OBJECTIVE -
Read the listing below and copy out every line that holds "bien".

Dataset items -
◆ ◆ ◆ ◆ ◆ ◆ ◆

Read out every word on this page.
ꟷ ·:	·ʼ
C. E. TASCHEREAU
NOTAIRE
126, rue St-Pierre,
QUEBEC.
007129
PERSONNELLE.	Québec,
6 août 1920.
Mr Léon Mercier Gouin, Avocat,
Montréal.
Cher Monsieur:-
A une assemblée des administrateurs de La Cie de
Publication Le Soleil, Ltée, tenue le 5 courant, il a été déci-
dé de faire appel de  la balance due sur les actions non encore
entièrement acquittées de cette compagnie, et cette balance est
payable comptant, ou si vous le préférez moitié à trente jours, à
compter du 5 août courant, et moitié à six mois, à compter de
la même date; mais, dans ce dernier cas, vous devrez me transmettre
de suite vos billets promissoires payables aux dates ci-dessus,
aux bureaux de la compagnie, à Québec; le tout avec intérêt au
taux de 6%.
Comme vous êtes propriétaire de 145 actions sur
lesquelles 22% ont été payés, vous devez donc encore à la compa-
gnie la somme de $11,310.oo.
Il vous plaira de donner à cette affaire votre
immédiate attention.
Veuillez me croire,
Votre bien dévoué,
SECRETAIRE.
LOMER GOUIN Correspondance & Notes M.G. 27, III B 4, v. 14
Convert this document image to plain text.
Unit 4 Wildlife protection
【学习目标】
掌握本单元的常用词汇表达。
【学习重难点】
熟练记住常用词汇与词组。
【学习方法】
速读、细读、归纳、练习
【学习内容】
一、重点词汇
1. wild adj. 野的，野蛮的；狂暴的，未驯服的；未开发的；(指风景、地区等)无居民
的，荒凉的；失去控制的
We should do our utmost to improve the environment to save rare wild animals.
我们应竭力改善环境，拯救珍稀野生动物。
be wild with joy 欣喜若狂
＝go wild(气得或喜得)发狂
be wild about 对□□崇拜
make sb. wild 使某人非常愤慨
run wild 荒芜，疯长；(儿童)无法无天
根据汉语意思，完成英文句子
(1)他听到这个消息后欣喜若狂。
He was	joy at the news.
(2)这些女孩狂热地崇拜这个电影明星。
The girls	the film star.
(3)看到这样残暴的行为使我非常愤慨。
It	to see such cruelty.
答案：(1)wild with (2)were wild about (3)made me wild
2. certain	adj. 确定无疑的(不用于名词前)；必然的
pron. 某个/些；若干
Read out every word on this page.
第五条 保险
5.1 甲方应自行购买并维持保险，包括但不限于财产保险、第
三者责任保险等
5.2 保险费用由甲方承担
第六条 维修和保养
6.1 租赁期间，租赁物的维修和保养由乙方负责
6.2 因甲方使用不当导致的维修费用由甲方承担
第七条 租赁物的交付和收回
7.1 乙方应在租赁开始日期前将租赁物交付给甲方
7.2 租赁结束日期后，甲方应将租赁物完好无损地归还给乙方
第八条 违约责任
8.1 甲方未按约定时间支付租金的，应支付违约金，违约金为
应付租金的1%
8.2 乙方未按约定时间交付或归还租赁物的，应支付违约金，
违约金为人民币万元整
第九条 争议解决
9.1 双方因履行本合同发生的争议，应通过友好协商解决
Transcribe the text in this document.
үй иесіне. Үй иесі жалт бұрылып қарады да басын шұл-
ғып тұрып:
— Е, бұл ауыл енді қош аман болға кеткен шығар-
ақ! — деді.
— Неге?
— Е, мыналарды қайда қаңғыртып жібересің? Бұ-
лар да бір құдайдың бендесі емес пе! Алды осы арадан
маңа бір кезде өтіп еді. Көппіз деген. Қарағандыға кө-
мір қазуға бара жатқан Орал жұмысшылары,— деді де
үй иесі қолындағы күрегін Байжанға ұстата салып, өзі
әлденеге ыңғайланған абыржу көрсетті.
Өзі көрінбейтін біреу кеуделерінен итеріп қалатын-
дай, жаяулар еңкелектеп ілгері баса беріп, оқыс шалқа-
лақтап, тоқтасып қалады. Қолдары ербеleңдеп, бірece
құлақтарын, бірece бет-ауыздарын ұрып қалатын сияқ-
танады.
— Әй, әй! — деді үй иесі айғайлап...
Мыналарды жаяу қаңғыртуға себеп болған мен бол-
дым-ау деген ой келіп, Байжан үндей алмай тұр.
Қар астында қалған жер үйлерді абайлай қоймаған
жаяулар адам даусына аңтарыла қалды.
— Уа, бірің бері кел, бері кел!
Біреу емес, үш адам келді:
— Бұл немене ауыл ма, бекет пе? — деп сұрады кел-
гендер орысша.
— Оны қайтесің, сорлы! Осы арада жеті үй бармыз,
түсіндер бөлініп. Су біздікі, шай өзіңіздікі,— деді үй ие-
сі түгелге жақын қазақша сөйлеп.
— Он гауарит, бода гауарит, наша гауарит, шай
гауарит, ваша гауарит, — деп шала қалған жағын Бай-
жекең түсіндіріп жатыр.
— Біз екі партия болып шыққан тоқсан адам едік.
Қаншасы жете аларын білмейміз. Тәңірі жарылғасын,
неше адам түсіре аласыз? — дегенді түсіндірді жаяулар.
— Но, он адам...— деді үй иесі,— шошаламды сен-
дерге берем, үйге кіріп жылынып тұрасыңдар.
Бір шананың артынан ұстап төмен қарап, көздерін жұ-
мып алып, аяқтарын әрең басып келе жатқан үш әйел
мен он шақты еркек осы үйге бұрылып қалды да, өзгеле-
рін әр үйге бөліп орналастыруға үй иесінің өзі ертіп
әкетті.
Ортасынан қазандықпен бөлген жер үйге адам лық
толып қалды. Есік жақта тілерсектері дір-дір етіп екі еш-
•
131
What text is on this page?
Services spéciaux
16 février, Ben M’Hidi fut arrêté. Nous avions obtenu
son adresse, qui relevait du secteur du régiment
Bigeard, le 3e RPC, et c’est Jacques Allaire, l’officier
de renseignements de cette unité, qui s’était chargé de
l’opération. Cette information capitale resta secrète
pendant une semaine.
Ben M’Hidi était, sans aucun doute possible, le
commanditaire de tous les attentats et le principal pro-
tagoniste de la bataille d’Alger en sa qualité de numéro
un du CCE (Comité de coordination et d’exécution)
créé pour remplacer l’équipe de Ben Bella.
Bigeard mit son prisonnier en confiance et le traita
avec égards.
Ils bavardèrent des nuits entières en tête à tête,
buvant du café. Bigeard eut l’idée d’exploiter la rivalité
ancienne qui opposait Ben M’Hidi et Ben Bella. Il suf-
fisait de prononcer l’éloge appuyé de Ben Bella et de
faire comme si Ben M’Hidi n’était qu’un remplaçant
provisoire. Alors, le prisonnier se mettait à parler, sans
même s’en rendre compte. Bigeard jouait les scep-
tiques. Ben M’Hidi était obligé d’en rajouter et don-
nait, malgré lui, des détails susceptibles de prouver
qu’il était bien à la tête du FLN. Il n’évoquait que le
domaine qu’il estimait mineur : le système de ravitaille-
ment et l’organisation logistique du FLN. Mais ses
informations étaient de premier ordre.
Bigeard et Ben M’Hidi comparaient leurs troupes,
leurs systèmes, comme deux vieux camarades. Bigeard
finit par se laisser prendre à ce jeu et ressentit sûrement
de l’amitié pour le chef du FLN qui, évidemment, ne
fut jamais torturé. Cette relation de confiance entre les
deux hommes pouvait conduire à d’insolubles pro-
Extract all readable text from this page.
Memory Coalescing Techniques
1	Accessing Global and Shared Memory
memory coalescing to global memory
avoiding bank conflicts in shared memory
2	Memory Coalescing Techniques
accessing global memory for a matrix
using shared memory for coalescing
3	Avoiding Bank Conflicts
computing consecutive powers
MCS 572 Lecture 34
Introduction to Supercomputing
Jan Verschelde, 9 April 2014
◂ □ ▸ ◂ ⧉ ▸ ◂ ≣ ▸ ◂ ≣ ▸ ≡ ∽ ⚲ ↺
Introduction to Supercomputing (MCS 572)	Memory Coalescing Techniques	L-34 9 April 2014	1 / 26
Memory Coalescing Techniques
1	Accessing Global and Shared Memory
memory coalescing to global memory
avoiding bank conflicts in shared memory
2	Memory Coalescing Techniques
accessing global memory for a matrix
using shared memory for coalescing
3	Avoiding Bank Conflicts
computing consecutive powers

◆ ◆ ◆ ◆ ◆ ◆ ◆

THE ANSWER -
Votre bien dévoué,
qu’il était bien à la tête du FLN. Il n’évoquait que le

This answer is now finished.